··· EXTRACTED MATERIAL ···
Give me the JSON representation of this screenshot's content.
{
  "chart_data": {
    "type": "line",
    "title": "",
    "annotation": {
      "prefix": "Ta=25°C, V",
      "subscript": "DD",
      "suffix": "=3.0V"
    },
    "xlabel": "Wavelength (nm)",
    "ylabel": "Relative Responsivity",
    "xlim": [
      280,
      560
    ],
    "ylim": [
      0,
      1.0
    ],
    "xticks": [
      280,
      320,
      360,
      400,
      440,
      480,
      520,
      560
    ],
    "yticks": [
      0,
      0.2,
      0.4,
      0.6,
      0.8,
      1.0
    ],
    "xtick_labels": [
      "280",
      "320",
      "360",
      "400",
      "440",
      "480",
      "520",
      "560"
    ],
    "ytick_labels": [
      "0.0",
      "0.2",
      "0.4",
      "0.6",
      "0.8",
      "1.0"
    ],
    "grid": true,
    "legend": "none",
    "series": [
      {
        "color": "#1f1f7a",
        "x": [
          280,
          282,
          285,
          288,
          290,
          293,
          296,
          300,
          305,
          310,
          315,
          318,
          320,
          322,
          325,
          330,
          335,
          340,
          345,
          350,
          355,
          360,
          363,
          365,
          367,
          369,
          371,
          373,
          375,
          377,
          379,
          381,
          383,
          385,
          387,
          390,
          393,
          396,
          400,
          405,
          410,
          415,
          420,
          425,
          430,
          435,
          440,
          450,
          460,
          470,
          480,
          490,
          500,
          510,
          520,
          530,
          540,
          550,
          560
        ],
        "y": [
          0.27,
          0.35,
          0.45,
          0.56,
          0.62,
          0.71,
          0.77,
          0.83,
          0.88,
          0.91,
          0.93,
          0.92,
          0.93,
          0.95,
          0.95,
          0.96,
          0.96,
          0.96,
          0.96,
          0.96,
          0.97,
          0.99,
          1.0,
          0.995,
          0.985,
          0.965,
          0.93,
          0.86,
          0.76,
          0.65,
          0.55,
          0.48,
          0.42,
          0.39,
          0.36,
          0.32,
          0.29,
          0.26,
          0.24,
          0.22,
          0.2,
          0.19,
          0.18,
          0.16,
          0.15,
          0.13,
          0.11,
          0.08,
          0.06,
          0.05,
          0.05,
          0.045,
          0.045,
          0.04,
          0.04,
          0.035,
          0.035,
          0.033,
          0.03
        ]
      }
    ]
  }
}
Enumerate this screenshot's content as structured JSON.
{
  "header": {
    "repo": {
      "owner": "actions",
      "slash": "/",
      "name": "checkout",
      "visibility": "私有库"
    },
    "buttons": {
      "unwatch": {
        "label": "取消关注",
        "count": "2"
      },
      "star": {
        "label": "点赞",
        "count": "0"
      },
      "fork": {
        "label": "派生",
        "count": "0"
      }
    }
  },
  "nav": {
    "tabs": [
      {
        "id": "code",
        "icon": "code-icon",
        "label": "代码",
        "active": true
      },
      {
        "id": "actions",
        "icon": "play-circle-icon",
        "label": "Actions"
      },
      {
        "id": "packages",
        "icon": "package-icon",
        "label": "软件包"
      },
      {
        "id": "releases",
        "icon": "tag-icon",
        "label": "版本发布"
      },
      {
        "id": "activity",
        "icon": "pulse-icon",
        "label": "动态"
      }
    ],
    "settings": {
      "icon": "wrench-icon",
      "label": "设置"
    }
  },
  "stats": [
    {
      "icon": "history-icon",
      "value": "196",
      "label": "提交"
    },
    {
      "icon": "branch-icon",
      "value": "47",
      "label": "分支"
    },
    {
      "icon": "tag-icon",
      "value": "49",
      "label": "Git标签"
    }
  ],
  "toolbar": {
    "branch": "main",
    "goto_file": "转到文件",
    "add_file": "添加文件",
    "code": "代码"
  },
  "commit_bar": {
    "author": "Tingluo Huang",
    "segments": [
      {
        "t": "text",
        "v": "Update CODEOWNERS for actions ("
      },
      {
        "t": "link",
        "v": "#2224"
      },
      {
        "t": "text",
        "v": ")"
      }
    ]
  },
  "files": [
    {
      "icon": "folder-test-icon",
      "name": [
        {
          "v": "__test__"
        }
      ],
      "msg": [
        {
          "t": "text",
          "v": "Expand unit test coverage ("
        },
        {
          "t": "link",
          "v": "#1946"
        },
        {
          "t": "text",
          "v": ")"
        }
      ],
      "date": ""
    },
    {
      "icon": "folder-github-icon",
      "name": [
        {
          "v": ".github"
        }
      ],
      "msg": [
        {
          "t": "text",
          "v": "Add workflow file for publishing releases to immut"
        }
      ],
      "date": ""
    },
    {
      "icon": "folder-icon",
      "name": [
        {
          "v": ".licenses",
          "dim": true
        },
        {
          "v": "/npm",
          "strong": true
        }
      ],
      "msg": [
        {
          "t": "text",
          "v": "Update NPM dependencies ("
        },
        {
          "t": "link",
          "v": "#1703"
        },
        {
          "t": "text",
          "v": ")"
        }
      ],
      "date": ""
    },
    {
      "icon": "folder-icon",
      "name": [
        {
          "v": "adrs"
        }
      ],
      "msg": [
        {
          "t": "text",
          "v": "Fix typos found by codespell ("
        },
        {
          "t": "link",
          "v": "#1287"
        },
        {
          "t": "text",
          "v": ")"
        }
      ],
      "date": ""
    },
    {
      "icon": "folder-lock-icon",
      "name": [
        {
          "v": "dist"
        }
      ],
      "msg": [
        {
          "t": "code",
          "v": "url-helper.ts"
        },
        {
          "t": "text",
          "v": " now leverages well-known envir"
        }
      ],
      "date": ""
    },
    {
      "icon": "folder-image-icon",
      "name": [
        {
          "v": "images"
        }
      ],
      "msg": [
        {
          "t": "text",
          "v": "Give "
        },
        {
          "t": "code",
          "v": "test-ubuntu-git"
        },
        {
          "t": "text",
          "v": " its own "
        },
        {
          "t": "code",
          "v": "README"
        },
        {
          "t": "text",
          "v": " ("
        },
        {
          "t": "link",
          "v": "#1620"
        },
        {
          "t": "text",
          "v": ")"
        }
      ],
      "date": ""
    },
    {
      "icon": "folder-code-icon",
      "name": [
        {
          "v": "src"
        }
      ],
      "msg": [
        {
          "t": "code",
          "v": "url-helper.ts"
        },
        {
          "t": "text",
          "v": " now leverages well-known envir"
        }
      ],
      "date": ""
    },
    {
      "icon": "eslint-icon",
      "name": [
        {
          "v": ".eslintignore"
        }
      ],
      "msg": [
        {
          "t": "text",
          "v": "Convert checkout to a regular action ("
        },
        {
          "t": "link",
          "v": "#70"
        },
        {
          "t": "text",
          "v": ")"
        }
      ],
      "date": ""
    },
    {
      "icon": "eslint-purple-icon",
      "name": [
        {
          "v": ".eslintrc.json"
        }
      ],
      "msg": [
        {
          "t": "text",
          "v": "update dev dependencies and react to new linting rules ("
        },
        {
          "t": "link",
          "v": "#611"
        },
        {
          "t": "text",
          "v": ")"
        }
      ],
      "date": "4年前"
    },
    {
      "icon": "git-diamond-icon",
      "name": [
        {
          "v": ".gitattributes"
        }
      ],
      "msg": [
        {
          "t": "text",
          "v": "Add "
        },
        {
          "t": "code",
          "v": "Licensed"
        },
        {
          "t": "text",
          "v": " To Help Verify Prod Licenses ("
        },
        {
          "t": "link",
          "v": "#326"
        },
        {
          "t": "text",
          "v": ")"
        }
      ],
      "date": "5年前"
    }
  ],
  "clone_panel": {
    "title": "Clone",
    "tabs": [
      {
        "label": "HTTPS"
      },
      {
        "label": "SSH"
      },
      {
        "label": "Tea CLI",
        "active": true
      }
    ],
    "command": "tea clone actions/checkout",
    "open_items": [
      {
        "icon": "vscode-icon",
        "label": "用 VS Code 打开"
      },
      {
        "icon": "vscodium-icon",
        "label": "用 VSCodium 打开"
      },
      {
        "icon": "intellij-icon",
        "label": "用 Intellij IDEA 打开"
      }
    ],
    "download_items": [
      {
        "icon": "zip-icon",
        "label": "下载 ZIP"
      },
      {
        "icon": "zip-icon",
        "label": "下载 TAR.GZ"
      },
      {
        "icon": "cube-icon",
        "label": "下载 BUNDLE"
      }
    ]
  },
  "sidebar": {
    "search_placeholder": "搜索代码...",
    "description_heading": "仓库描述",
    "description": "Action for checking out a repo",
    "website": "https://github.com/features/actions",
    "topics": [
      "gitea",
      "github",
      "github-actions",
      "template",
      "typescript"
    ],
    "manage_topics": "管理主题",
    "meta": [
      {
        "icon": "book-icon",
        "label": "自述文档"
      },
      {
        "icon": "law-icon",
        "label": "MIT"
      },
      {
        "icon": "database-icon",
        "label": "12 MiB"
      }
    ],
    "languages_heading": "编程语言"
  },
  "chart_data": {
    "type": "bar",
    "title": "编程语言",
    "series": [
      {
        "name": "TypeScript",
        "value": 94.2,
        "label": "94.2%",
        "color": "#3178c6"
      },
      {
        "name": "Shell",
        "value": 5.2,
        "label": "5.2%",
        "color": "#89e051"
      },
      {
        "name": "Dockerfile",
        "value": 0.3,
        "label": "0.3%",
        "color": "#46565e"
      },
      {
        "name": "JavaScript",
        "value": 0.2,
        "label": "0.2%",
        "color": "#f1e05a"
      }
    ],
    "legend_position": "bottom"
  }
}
···
→ **REQUIRED WORK**
Return each line in the records that holds the string "checkout".

→ **RESULT**
      "name": "checkout",
          "v": "Convert checkout to a regular action ("
    "command": "tea clone actions/checkout",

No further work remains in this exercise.